— Start of Records shown —

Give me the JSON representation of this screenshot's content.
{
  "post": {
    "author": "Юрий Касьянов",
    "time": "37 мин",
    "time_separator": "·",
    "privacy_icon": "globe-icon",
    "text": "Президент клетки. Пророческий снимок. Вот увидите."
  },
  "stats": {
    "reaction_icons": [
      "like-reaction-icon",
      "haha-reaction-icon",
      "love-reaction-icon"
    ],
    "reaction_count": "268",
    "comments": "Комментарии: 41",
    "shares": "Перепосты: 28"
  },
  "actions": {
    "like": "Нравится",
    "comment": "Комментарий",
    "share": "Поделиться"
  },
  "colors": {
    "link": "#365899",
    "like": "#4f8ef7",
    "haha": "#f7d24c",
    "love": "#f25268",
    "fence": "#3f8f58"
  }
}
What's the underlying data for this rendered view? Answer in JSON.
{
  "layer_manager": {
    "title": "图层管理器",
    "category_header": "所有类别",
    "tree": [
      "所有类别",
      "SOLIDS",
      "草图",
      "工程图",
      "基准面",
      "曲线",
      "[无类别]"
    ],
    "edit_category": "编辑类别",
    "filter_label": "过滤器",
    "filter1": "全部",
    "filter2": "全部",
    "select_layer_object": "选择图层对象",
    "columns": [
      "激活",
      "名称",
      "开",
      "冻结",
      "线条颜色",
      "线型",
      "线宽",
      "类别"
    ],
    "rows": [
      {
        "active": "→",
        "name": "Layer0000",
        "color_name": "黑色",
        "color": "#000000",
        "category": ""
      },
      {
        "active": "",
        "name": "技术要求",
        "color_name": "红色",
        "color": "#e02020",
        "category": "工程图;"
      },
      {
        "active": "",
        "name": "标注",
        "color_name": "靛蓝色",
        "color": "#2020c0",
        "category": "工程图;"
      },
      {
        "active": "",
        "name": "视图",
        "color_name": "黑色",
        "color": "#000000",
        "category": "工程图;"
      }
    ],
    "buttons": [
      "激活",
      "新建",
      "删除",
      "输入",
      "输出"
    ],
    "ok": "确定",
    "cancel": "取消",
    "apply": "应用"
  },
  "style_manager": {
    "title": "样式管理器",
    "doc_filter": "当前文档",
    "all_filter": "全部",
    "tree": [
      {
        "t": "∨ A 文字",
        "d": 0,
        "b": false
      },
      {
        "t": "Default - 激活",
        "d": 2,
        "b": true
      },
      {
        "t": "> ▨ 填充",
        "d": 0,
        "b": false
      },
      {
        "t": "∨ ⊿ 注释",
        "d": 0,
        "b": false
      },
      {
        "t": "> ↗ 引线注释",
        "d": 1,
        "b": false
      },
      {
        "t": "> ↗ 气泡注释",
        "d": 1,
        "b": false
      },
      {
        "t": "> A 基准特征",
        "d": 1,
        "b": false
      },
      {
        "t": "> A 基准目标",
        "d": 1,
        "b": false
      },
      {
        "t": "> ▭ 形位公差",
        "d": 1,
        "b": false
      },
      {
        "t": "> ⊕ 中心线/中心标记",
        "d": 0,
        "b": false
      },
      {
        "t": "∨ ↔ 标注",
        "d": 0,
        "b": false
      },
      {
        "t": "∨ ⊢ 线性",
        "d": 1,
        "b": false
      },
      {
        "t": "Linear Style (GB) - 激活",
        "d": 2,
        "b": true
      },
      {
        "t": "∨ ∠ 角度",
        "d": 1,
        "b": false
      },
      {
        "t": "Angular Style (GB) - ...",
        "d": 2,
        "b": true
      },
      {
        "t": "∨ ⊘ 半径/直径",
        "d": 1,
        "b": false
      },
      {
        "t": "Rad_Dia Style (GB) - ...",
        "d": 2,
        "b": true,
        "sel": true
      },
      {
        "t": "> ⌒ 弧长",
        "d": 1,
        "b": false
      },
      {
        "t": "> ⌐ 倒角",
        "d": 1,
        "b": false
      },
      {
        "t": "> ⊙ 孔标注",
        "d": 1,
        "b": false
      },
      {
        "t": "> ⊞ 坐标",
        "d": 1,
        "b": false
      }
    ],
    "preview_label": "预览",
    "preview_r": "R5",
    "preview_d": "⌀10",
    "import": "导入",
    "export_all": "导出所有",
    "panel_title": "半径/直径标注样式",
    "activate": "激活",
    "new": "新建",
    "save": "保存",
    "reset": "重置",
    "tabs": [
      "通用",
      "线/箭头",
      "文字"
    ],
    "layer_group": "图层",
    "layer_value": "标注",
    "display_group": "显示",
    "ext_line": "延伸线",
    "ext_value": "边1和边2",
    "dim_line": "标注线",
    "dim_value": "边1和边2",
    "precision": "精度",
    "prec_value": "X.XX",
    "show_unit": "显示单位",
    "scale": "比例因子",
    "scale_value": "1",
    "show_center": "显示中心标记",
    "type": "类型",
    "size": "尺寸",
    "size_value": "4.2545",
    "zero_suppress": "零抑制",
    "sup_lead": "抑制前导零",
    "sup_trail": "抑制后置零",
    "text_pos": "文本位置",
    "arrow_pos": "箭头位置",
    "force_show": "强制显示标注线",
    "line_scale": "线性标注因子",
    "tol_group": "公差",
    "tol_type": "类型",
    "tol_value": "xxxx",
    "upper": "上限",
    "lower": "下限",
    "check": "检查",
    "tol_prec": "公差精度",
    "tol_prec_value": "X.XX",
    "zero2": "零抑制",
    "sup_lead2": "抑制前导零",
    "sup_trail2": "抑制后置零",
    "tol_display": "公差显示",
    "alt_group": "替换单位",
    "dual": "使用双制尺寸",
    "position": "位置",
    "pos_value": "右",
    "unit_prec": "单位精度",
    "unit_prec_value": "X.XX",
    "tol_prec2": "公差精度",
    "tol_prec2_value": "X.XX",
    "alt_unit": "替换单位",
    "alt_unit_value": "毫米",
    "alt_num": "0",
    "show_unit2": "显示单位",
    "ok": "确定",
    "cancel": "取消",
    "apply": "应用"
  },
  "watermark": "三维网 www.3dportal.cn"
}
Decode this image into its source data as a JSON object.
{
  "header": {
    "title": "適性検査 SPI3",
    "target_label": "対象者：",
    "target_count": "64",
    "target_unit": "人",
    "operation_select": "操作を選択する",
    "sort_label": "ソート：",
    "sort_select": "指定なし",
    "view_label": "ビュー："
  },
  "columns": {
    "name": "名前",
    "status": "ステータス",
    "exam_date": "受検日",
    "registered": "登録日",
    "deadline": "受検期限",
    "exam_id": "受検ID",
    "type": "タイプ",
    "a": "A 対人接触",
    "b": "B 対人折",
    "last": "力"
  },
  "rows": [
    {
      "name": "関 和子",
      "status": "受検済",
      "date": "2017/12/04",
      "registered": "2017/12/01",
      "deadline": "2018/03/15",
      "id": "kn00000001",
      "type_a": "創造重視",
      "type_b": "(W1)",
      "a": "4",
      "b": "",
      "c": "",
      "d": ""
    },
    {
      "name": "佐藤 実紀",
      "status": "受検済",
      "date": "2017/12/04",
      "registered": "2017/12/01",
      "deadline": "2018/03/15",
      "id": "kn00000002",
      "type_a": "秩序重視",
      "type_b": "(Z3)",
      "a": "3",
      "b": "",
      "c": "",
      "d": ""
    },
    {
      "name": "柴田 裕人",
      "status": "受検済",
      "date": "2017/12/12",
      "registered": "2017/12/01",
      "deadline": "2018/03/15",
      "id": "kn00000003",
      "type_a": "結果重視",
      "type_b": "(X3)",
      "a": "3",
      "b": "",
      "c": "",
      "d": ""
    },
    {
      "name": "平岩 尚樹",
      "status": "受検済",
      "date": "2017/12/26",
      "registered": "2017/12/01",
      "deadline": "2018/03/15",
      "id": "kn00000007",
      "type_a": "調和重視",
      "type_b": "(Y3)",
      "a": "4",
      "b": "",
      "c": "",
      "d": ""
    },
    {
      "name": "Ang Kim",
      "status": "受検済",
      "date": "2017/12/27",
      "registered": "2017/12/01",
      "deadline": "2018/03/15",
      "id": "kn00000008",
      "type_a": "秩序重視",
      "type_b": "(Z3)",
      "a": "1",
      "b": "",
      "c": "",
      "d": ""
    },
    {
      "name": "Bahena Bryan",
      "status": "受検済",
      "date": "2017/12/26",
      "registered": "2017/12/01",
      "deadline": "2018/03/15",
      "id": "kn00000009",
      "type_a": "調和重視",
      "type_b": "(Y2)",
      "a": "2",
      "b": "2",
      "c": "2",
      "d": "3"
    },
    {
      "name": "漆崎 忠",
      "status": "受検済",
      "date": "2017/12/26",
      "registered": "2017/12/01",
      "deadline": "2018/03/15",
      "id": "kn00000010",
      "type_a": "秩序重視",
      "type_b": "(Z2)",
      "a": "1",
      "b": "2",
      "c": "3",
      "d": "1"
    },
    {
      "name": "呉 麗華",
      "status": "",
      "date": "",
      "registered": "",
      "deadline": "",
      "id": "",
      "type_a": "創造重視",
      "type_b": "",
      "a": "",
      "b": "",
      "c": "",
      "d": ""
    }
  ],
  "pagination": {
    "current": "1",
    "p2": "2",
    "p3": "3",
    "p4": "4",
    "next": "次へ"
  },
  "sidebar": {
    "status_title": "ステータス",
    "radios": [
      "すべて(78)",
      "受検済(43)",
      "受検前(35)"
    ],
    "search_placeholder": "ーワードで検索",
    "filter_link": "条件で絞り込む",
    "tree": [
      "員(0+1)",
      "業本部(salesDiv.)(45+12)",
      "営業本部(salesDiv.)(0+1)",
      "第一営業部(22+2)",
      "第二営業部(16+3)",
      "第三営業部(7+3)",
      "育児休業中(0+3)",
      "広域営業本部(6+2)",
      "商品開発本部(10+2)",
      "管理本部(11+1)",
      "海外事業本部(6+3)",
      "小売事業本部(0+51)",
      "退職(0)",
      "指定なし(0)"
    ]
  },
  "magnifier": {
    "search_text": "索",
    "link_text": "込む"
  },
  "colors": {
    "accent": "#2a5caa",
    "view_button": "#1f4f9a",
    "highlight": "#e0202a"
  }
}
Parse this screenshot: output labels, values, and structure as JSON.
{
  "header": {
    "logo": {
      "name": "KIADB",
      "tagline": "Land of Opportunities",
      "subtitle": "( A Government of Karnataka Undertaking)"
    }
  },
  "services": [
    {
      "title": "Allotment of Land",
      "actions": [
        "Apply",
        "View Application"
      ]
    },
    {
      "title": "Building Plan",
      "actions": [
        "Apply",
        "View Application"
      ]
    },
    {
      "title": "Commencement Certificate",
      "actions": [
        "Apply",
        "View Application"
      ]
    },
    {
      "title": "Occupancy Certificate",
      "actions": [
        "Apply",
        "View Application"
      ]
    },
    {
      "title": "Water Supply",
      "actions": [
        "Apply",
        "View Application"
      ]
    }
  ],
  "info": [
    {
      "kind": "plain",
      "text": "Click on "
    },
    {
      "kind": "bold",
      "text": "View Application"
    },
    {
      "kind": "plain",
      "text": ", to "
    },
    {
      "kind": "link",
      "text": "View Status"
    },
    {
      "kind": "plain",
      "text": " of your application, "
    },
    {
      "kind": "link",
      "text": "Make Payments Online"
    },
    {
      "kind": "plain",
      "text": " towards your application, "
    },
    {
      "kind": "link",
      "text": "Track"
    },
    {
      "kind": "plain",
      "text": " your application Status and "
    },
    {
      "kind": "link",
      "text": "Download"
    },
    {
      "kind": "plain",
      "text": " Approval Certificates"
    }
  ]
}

— End of Records shown —

-- Written problem --
Only lines that contain the word "like" are wanted; copy each of them.

-- Exercise solution --
      "like-reaction-icon",
    "like": "Нравится",
    "like": "#4f8ef7",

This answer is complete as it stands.